→ **Extrait choisi**
------------------------------------

Toutefois, un quart des infections à Clostridioides difficile (ICD) ne sont pas liées à une antibiothérapie. Elles peuvent notamment survenir lors de la prise d’un IPP ou relever d’une transmission nosocomiale. L'incidence des ICD dans les établissements de santé est estimée à 2,3 à 3,6 cas pour 10 000 patients-jours.
L’ICD peut se traduire par une diarrhée aiguë sans colite, d’évolution le plus souvent bénigne en milieu communautaire. Il faut savoir évoquer ce diagnostic en cas d'évolution traînante après la prise d’antibiotiques ou d’IPP.
Elle peut aussi provoquer une colite pseudomembraneuse, associée à un taux de mortalité élevé, de 15 à 20 % chez les sujets à risque hospitalisés. En France, on estime à 300 à 400 le nombre de décès annuels en lien avec une colite pseudomembraneuse.
Quelle prise en charge des ICD ?
L'arrêt de l'antibiotique responsable permet la guérison en 2 à 3 jours dans 25 % des cas. Il est recommandé d'assurer une rééquilibration électrolytique et, comme dans toutes les formes liées à la prise d'antibiotiques, de ne pas prescrire de ralentisseur du transit. Lorsque la diarrhée perdure, l’opportunité d’un traitement spécifique se pose si l’ICD est confirmée avec souche toxinogène.
Une antibiothérapie ciblant Clostridioides difficile est aussi nécessaire en présence d’une diarrhée sévère, d’un syndrome dysentérique, de douleurs abdominales, de fièvre élevée ou si le patient est fragile.
La prise en charge doit avoir lieu en milieu hospitalier.
Face à un premier épisode, la fidaxomicine (de prescription hospitalière) est recommandée en première intention pendant 10 jours. La vancomycine est proposée en alternative.
Le métronidazole, qui a pendant longtemps été préconisé en première intention dans les formes non graves, n'est plus recommandé en Europe dans le traitement de l'ICD, les choix préférentiels se portant sur la fidaxomicine et la vancomycine (moins bonne réponse avec le métronidazole versus la vancomycine).

------------------------------------

→ **Entrées du corpus**

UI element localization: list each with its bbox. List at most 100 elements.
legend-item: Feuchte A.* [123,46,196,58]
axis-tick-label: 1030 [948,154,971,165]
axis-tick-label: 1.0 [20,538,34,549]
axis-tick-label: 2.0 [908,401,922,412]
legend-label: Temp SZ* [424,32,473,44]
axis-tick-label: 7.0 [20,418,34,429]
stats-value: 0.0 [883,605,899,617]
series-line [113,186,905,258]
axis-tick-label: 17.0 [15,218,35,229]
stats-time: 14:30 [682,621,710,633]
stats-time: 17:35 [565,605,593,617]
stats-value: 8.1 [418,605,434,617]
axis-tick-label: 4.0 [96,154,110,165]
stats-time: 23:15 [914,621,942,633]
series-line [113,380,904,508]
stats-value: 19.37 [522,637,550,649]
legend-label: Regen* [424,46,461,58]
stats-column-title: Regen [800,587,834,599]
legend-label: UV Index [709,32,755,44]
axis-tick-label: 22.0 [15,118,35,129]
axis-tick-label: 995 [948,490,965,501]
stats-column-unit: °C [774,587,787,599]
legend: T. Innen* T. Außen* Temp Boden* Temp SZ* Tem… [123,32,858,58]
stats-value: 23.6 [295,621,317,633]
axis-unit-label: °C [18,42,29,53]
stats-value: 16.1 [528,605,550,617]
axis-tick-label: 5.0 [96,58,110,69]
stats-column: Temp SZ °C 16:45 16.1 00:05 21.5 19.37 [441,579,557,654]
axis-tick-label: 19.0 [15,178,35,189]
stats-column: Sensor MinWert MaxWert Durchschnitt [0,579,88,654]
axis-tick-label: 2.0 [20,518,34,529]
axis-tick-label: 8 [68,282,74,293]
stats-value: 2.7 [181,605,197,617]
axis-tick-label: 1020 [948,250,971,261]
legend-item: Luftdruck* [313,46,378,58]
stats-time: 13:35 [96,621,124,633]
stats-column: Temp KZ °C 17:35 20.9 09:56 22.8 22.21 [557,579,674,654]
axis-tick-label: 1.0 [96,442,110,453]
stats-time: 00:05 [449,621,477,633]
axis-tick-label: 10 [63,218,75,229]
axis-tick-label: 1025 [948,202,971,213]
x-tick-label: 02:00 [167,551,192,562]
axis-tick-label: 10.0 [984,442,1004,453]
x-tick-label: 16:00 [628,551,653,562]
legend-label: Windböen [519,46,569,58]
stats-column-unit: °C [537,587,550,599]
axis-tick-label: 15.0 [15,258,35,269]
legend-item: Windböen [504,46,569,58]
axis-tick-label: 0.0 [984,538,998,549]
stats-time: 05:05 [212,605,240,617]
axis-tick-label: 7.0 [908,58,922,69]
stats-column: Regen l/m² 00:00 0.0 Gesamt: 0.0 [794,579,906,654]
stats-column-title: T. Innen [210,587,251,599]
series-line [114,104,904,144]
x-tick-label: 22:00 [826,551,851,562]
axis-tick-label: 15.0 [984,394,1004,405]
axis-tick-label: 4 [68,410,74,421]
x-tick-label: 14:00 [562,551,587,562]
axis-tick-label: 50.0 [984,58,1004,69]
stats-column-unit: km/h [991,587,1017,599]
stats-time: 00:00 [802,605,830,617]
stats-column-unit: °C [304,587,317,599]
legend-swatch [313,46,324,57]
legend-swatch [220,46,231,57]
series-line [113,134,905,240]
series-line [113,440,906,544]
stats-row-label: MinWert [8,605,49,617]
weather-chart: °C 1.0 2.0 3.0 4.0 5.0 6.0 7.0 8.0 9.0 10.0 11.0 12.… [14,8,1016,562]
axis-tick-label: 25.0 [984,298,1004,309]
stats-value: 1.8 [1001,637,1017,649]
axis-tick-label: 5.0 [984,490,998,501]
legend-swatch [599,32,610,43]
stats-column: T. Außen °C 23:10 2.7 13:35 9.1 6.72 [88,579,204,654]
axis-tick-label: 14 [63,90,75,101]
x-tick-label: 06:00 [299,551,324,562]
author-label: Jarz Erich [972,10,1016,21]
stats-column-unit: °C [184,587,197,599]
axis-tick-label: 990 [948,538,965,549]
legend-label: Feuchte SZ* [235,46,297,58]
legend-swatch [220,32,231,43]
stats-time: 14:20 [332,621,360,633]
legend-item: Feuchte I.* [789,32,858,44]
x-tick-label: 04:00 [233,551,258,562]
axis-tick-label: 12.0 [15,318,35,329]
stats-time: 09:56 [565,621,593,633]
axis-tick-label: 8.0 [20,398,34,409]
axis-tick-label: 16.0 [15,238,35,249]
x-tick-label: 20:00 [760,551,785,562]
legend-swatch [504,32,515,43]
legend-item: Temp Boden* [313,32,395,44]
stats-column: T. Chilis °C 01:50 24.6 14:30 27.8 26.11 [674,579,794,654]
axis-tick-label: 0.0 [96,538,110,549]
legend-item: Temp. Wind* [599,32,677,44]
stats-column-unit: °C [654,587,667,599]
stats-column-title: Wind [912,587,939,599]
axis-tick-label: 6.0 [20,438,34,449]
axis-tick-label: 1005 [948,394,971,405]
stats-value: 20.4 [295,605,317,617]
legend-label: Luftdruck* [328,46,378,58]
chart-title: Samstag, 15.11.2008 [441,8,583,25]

------------------------------------

→ **Activités**
a. Recopiez à l'identique tout le passage de l'extrait sur les infections à Clostridioides difficile, depuis « La prise en » jusqu'à « proposée en alternative. ».
b. D'après l'extrait sur les infections à Clostridioides difficile, à combien est estimée l'incidence des ICD dans les établissements de santé ?

→ **Liste des réponses**
a.
La prise en charge doit avoir lieu en milieu hospitalier.
Face à un premier épisode, la fidaxomicine (de prescription hospitalière) est recommandée en première intention pendant 10 jours. La vancomycine est proposée en alternative.

b. De 2,3 à 3,6 cas pour 10 000 patients-jours.